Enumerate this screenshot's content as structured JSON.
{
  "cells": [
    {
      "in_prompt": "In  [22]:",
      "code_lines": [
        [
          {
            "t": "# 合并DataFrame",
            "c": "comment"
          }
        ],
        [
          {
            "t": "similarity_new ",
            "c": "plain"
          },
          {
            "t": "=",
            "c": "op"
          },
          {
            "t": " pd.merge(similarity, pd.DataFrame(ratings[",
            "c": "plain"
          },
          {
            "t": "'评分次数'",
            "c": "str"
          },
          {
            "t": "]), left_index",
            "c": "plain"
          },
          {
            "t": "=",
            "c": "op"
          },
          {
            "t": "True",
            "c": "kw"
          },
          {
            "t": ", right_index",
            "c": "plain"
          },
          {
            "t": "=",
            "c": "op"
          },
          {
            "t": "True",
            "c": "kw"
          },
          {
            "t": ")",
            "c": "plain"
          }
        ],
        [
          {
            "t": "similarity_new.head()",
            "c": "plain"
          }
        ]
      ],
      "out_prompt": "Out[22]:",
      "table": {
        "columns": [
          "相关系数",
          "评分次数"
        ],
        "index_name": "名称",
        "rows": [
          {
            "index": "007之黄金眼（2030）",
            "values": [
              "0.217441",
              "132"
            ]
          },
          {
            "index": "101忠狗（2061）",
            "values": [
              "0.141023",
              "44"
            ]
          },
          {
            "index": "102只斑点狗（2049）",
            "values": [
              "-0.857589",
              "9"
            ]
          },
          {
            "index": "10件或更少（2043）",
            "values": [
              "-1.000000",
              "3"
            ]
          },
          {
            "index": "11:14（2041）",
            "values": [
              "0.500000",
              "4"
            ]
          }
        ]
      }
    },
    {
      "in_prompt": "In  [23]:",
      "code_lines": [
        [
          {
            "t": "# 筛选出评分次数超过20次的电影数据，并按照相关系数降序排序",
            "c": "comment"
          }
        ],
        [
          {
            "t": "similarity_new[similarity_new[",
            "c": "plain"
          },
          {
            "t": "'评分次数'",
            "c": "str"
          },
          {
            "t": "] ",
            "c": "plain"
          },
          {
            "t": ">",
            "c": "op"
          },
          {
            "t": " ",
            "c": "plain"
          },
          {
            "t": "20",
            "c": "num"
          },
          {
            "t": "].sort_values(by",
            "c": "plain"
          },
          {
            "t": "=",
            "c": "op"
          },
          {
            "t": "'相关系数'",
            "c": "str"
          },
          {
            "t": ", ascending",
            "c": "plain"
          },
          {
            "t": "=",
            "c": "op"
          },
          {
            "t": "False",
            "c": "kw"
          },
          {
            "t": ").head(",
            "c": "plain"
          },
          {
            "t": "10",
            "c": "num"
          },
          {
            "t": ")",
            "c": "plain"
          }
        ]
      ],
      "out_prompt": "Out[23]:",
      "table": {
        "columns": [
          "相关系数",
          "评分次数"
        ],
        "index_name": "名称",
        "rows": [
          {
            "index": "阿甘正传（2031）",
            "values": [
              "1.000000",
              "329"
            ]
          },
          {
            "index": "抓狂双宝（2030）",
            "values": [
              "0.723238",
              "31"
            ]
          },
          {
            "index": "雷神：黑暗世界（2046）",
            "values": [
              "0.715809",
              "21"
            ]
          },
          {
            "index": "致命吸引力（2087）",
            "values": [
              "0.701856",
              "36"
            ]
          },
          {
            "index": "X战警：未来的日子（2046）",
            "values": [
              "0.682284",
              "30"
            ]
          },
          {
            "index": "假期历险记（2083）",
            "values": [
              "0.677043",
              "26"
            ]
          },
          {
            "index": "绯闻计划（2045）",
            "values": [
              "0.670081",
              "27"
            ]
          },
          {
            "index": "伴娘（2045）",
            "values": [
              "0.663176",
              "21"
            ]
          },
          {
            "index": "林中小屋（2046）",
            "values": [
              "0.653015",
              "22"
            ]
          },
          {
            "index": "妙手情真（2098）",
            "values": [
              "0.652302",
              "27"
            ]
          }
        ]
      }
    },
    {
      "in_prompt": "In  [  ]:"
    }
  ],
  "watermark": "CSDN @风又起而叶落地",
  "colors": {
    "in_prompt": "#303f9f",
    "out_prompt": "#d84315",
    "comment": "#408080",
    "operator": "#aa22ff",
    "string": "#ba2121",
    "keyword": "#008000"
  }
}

- [Required work]: The records above should all be quoted exactly, please.

- [Reply to the exercise]:
Enumerate this screenshot's content as structured JSON.
{
  "cells": [
    {
      "in_prompt": "In  [22]:",
      "code_lines": [
        [
          {
            "t": "# 合并DataFrame",
            "c": "comment"
          }
        ],
        [
          {
            "t": "similarity_new ",
            "c": "plain"
          },
          {
            "t": "=",
            "c": "op"
          },
          {
            "t": " pd.merge(similarity, pd.DataFrame(ratings[",
            "c": "plain"
          },
          {
            "t": "'评分次数'",
            "c": "str"
          },
          {
            "t": "]), left_index",
            "c": "plain"
          },
          {
            "t": "=",
            "c": "op"
          },
          {
            "t": "True",
            "c": "kw"
          },
          {
            "t": ", right_index",
            "c": "plain"
          },
          {
            "t": "=",
            "c": "op"
          },
          {
            "t": "True",
            "c": "kw"
          },
          {
            "t": ")",
            "c": "plain"
          }
        ],
        [
          {
            "t": "similarity_new.head()",
            "c": "plain"
          }
        ]
      ],
      "out_prompt": "Out[22]:",
      "table": {
        "columns": [
          "相关系数",
          "评分次数"
        ],
        "index_name": "名称",
        "rows": [
          {
            "index": "007之黄金眼（2030）",
            "values": [
              "0.217441",
              "132"
            ]
          },
          {
            "index": "101忠狗（2061）",
            "values": [
              "0.141023",
              "44"
            ]
          },
          {
            "index": "102只斑点狗（2049）",
            "values": [
              "-0.857589",
              "9"
            ]
          },
          {
            "index": "10件或更少（2043）",
            "values": [
              "-1.000000",
              "3"
            ]
          },
          {
            "index": "11:14（2041）",
            "values": [
              "0.500000",
              "4"
            ]
          }
        ]
      }
    },
    {
      "in_prompt": "In  [23]:",
      "code_lines": [
        [
          {
            "t": "# 筛选出评分次数超过20次的电影数据，并按照相关系数降序排序",
            "c": "comment"
          }
        ],
        [
          {
            "t": "similarity_new[similarity_new[",
            "c": "plain"
          },
          {
            "t": "'评分次数'",
            "c": "str"
          },
          {
            "t": "] ",
            "c": "plain"
          },
          {
            "t": ">",
            "c": "op"
          },
          {
            "t": " ",
            "c": "plain"
          },
          {
            "t": "20",
            "c": "num"
          },
          {
            "t": "].sort_values(by",
            "c": "plain"
          },
          {
            "t": "=",
            "c": "op"
          },
          {
            "t": "'相关系数'",
            "c": "str"
          },
          {
            "t": ", ascending",
            "c": "plain"
          },
          {
            "t": "=",
            "c": "op"
          },
          {
            "t": "False",
            "c": "kw"
          },
          {
            "t": ").head(",
            "c": "plain"
          },
          {
            "t": "10",
            "c": "num"
          },
          {
            "t": ")",
            "c": "plain"
          }
        ]
      ],
      "out_prompt": "Out[23]:",
      "table": {
        "columns": [
          "相关系数",
          "评分次数"
        ],
        "index_name": "名称",
        "rows": [
          {
            "index": "阿甘正传（2031）",
            "values": [
              "1.000000",
              "329"
            ]
          },
          {
            "index": "抓狂双宝（2030）",
            "values": [
              "0.723238",
              "31"
            ]
          },
          {
            "index": "雷神：黑暗世界（2046）",
            "values": [
              "0.715809",
              "21"
            ]
          },
          {
            "index": "致命吸引力（2087）",
            "values": [
              "0.701856",
              "36"
            ]
          },
          {
            "index": "X战警：未来的日子（2046）",
            "values": [
              "0.682284",
              "30"
            ]
          },
          {
            "index": "假期历险记（2083）",
            "values": [
              "0.677043",
              "26"
            ]
          },
          {
            "index": "绯闻计划（2045）",
            "values": [
              "0.670081",
              "27"
            ]
          },
          {
            "index": "伴娘（2045）",
            "values": [
              "0.663176",
              "21"
            ]
          },
          {
            "index": "林中小屋（2046）",
            "values": [
              "0.653015",
              "22"
            ]
          },
          {
            "index": "妙手情真（2098）",
            "values": [
              "0.652302",
              "27"
            ]
          }
        ]
      }
    },
    {
      "in_prompt": "In  [  ]:"
    }
  ],
  "watermark": "CSDN @风又起而叶落地",
  "colors": {
    "in_prompt": "#303f9f",
    "out_prompt": "#d84315",
    "comment": "#408080",
    "operator": "#aa22ff",
    "string": "#ba2121",
    "keyword": "#008000"
  }
}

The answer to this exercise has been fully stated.